Stated task
Find and copy lines holding "JOHNNY".

■ ■ ■ ■ ■

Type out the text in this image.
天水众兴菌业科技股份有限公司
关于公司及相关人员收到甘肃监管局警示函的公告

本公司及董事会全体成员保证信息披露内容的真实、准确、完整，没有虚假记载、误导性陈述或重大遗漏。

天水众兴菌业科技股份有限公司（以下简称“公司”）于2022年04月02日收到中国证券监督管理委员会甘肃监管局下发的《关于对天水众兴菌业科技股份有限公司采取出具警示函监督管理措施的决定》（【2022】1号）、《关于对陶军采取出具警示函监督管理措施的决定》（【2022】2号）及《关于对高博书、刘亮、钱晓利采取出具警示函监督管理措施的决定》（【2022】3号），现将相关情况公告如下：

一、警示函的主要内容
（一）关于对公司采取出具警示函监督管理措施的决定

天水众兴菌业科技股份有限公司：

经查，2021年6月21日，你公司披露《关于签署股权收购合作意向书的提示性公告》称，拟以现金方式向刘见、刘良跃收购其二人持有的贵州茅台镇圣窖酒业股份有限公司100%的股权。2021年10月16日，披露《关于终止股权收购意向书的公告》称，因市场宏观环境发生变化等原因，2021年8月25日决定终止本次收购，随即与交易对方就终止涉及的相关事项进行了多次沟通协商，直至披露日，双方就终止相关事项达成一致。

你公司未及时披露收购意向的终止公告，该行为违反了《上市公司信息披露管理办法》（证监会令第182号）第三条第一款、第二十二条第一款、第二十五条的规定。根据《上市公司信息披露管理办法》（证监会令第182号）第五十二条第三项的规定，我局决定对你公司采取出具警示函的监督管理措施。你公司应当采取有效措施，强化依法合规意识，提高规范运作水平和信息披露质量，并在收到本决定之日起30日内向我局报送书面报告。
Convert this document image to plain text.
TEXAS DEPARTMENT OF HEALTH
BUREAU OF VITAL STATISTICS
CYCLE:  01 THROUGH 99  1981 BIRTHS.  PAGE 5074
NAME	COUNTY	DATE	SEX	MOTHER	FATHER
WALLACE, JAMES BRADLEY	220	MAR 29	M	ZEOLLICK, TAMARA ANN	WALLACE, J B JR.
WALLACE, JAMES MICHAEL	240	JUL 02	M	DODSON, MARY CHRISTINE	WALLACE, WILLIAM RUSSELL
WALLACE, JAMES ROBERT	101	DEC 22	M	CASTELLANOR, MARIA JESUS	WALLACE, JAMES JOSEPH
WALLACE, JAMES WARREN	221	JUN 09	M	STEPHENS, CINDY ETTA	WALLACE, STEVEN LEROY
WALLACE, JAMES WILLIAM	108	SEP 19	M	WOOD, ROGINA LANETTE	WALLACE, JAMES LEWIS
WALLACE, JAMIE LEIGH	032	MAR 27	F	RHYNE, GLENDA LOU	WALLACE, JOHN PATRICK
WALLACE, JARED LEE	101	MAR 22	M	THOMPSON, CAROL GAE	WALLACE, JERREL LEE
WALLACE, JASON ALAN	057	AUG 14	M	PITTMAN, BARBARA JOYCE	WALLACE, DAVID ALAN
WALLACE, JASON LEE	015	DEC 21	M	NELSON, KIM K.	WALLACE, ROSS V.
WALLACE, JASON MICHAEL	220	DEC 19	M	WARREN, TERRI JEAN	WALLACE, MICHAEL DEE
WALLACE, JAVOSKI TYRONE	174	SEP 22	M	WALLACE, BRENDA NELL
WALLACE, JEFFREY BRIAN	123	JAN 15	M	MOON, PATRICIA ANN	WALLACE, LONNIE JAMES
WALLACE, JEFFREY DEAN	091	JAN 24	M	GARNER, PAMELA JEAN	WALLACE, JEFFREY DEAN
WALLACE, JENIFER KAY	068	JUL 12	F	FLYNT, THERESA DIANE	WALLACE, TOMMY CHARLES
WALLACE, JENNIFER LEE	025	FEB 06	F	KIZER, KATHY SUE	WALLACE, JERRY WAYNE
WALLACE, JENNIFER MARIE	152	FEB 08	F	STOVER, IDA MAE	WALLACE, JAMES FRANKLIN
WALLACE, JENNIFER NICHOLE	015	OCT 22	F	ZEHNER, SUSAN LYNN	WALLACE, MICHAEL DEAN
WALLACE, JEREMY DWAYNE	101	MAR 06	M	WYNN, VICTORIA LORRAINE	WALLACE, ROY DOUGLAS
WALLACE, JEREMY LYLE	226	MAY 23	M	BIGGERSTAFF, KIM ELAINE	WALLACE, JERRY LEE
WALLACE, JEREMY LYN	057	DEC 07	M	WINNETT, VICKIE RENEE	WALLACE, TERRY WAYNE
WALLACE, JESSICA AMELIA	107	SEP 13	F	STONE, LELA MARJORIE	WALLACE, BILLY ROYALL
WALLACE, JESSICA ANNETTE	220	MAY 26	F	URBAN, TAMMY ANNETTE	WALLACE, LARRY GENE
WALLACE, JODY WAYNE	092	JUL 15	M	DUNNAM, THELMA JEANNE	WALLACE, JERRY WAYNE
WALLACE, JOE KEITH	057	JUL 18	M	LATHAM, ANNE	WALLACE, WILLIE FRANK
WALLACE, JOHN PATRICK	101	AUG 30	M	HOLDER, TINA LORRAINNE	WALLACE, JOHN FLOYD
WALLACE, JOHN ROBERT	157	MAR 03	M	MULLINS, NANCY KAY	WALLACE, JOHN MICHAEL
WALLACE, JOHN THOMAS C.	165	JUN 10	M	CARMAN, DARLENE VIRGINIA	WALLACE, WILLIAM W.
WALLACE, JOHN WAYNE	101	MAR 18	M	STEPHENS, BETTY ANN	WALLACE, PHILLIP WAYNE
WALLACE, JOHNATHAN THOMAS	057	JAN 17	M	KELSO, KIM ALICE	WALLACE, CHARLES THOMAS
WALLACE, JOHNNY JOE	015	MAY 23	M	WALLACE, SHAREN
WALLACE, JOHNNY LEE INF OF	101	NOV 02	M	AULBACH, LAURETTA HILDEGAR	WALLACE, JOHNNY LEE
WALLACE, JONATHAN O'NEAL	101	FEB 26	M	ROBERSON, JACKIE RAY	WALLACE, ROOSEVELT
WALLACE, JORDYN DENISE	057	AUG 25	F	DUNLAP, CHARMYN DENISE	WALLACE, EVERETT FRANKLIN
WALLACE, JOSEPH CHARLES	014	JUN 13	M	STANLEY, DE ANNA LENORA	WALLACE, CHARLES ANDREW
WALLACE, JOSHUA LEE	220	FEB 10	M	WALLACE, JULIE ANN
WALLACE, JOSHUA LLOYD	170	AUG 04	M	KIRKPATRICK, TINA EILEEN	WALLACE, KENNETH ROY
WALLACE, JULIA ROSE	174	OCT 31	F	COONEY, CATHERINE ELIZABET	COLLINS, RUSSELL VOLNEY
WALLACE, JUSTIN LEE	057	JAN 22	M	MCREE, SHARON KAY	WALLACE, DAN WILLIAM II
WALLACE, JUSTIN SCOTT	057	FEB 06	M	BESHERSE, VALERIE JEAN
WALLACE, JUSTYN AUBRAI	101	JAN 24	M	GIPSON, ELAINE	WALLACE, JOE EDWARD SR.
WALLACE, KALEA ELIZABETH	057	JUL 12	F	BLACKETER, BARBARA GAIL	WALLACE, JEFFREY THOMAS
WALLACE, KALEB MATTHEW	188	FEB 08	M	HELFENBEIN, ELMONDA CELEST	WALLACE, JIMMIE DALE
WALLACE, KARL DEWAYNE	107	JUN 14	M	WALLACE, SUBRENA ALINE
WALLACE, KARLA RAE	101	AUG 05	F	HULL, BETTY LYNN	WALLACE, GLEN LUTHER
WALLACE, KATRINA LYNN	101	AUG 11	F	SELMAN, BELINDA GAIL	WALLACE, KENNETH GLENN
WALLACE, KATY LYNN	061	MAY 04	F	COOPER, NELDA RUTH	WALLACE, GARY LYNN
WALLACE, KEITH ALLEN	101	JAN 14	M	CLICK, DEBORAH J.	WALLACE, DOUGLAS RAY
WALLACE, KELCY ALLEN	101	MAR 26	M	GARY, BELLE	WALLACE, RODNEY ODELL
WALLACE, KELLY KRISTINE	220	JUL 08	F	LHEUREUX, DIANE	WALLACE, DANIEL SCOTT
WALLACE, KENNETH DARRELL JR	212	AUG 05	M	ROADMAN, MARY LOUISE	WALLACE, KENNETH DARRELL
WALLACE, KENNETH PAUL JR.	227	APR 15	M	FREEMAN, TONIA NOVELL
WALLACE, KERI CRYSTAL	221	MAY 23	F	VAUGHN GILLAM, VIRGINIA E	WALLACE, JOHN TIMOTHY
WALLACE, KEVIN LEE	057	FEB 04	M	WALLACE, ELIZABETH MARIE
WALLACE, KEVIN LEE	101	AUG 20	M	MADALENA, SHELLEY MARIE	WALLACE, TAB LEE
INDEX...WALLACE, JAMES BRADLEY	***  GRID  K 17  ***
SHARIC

■ ■ ■ ■ ■

Solution to this exercise
WALLACE, JOHNNY JOE	015	MAY 23	M	WALLACE, SHAREN
WALLACE, JOHNNY LEE INF OF	101	NOV 02	M	AULBACH, LAURETTA HILDEGAR	WALLACE, JOHNNY LEE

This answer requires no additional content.